__Provided records__:
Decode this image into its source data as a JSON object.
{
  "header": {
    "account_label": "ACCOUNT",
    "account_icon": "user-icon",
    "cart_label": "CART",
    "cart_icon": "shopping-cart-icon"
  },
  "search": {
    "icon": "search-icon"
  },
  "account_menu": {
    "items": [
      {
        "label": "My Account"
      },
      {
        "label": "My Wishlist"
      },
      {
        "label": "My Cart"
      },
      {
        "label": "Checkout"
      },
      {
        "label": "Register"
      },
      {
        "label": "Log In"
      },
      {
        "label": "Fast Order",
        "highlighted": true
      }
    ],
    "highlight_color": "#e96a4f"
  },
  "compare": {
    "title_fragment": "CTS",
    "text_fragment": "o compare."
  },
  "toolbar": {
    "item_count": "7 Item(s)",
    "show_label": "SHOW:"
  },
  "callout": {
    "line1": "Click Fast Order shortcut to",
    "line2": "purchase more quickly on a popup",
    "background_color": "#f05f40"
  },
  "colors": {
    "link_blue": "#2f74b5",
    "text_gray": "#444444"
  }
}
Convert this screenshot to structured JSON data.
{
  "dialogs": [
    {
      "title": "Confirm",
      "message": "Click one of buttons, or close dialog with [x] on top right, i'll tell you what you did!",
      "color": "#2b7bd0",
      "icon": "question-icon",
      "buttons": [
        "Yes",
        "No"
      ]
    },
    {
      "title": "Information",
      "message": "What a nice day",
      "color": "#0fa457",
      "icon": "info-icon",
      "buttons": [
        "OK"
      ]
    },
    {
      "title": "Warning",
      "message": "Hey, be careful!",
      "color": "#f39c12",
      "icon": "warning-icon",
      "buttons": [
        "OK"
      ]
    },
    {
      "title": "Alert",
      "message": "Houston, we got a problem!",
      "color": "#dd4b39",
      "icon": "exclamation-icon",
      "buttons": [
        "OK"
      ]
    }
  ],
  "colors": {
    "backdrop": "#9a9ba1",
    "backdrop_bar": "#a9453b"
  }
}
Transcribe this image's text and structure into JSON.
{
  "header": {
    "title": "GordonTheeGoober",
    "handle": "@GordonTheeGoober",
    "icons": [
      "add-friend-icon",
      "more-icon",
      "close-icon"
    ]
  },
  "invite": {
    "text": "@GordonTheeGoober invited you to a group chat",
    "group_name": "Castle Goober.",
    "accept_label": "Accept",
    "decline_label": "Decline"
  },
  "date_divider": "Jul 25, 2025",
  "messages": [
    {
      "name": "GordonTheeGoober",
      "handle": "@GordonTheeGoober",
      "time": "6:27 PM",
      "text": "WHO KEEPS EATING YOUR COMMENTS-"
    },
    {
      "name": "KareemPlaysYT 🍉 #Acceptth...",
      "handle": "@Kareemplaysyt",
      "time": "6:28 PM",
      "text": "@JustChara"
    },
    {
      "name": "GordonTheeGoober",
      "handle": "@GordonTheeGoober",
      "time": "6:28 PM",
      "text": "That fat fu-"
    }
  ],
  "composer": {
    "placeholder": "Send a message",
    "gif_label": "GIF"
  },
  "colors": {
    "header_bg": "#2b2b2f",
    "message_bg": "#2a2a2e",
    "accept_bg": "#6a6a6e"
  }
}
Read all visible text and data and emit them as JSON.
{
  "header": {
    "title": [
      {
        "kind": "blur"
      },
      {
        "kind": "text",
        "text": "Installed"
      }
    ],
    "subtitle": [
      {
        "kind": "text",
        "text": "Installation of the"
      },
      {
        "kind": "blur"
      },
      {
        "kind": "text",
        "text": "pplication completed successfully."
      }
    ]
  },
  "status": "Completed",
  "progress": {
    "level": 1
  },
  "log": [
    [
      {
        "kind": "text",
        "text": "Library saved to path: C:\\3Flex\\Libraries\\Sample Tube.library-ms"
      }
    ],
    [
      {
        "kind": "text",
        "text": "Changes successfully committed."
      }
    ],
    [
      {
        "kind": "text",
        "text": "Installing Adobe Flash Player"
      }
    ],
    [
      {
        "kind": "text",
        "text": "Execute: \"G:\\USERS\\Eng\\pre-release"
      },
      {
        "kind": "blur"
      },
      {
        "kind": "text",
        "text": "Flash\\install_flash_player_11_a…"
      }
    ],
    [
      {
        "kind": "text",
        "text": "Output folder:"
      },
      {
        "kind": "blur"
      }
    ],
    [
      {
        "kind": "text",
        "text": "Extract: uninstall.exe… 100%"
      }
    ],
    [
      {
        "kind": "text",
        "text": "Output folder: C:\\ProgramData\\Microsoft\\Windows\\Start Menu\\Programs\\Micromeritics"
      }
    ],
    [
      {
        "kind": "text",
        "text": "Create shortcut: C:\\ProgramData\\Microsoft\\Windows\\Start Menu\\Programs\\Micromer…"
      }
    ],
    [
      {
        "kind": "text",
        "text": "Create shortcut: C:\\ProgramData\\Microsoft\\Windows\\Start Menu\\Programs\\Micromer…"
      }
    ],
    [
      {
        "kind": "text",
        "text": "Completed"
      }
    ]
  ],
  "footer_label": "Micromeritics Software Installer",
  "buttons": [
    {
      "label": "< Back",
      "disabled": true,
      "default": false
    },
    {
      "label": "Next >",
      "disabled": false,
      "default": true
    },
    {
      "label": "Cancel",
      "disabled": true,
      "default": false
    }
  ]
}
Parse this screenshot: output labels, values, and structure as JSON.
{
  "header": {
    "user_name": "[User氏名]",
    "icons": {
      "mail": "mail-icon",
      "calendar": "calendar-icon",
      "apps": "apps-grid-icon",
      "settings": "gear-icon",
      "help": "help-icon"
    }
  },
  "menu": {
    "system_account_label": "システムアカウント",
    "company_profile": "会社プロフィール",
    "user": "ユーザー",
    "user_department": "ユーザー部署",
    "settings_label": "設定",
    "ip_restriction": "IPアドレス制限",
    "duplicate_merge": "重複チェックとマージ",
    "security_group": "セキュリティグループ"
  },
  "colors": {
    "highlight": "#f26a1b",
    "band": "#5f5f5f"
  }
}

__Instruction__: Reproduce the data in its entirety, matching each character.

__Final result__:
Decode this image into its source data as a JSON object.
{
  "header": {
    "account_label": "ACCOUNT",
    "account_icon": "user-icon",
    "cart_label": "CART",
    "cart_icon": "shopping-cart-icon"
  },
  "search": {
    "icon": "search-icon"
  },
  "account_menu": {
    "items": [
      {
        "label": "My Account"
      },
      {
        "label": "My Wishlist"
      },
      {
        "label": "My Cart"
      },
      {
        "label": "Checkout"
      },
      {
        "label": "Register"
      },
      {
        "label": "Log In"
      },
      {
        "label": "Fast Order",
        "highlighted": true
      }
    ],
    "highlight_color": "#e96a4f"
  },
  "compare": {
    "title_fragment": "CTS",
    "text_fragment": "o compare."
  },
  "toolbar": {
    "item_count": "7 Item(s)",
    "show_label": "SHOW:"
  },
  "callout": {
    "line1": "Click Fast Order shortcut to",
    "line2": "purchase more quickly on a popup",
    "background_color": "#f05f40"
  },
  "colors": {
    "link_blue": "#2f74b5",
    "text_gray": "#444444"
  }
}
Convert this screenshot to structured JSON data.
{
  "dialogs": [
    {
      "title": "Confirm",
      "message": "Click one of buttons, or close dialog with [x] on top right, i'll tell you what you did!",
      "color": "#2b7bd0",
      "icon": "question-icon",
      "buttons": [
        "Yes",
        "No"
      ]
    },
    {
      "title": "Information",
      "message": "What a nice day",
      "color": "#0fa457",
      "icon": "info-icon",
      "buttons": [
        "OK"
      ]
    },
    {
      "title": "Warning",
      "message": "Hey, be careful!",
      "color": "#f39c12",
      "icon": "warning-icon",
      "buttons": [
        "OK"
      ]
    },
    {
      "title": "Alert",
      "message": "Houston, we got a problem!",
      "color": "#dd4b39",
      "icon": "exclamation-icon",
      "buttons": [
        "OK"
      ]
    }
  ],
  "colors": {
    "backdrop": "#9a9ba1",
    "backdrop_bar": "#a9453b"
  }
}
Transcribe this image's text and structure into JSON.
{
  "header": {
    "title": "GordonTheeGoober",
    "handle": "@GordonTheeGoober",
    "icons": [
      "add-friend-icon",
      "more-icon",
      "close-icon"
    ]
  },
  "invite": {
    "text": "@GordonTheeGoober invited you to a group chat",
    "group_name": "Castle Goober.",
    "accept_label": "Accept",
    "decline_label": "Decline"
  },
  "date_divider": "Jul 25, 2025",
  "messages": [
    {
      "name": "GordonTheeGoober",
      "handle": "@GordonTheeGoober",
      "time": "6:27 PM",
      "text": "WHO KEEPS EATING YOUR COMMENTS-"
    },
    {
      "name": "KareemPlaysYT 🍉 #Acceptth...",
      "handle": "@Kareemplaysyt",
      "time": "6:28 PM",
      "text": "@JustChara"
    },
    {
      "name": "GordonTheeGoober",
      "handle": "@GordonTheeGoober",
      "time": "6:28 PM",
      "text": "That fat fu-"
    }
  ],
  "composer": {
    "placeholder": "Send a message",
    "gif_label": "GIF"
  },
  "colors": {
    "header_bg": "#2b2b2f",
    "message_bg": "#2a2a2e",
    "accept_bg": "#6a6a6e"
  }
}
Read all visible text and data and emit them as JSON.
{
  "header": {
    "title": [
      {
        "kind": "blur"
      },
      {
        "kind": "text",
        "text": "Installed"
      }
    ],
    "subtitle": [
      {
        "kind": "text",
        "text": "Installation of the"
      },
      {
        "kind": "blur"
      },
      {
        "kind": "text",
        "text": "pplication completed successfully."
      }
    ]
  },
  "status": "Completed",
  "progress": {
    "level": 1
  },
  "log": [
    [
      {
        "kind": "text",
        "text": "Library saved to path: C:\\3Flex\\Libraries\\Sample Tube.library-ms"
      }
    ],
    [
      {
        "kind": "text",
        "text": "Changes successfully committed."
      }
    ],
    [
      {
        "kind": "text",
        "text": "Installing Adobe Flash Player"
      }
    ],
    [
      {
        "kind": "text",
        "text": "Execute: \"G:\\USERS\\Eng\\pre-release"
      },
      {
        "kind": "blur"
      },
      {
        "kind": "text",
        "text": "Flash\\install_flash_player_11_a…"
      }
    ],
    [
      {
        "kind": "text",
        "text": "Output folder:"
      },
      {
        "kind": "blur"
      }
    ],
    [
      {
        "kind": "text",
        "text": "Extract: uninstall.exe… 100%"
      }
    ],
    [
      {
        "kind": "text",
        "text": "Output folder: C:\\ProgramData\\Microsoft\\Windows\\Start Menu\\Programs\\Micromeritics"
      }
    ],
    [
      {
        "kind": "text",
        "text": "Create shortcut: C:\\ProgramData\\Microsoft\\Windows\\Start Menu\\Programs\\Micromer…"
      }
    ],
    [
      {
        "kind": "text",
        "text": "Create shortcut: C:\\ProgramData\\Microsoft\\Windows\\Start Menu\\Programs\\Micromer…"
      }
    ],
    [
      {
        "kind": "text",
        "text": "Completed"
      }
    ]
  ],
  "footer_label": "Micromeritics Software Installer",
  "buttons": [
    {
      "label": "< Back",
      "disabled": true,
      "default": false
    },
    {
      "label": "Next >",
      "disabled": false,
      "default": true
    },
    {
      "label": "Cancel",
      "disabled": true,
      "default": false
    }
  ]
}
Parse this screenshot: output labels, values, and structure as JSON.
{
  "header": {
    "user_name": "[User氏名]",
    "icons": {
      "mail": "mail-icon",
      "calendar": "calendar-icon",
      "apps": "apps-grid-icon",
      "settings": "gear-icon",
      "help": "help-icon"
    }
  },
  "menu": {
    "system_account_label": "システムアカウント",
    "company_profile": "会社プロフィール",
    "user": "ユーザー",
    "user_department": "ユーザー部署",
    "settings_label": "設定",
    "ip_restriction": "IPアドレス制限",
    "duplicate_merge": "重複チェックとマージ",
    "security_group": "セキュリティグループ"
  },
  "colors": {
    "highlight": "#f26a1b",
    "band": "#5f5f5f"
  }
}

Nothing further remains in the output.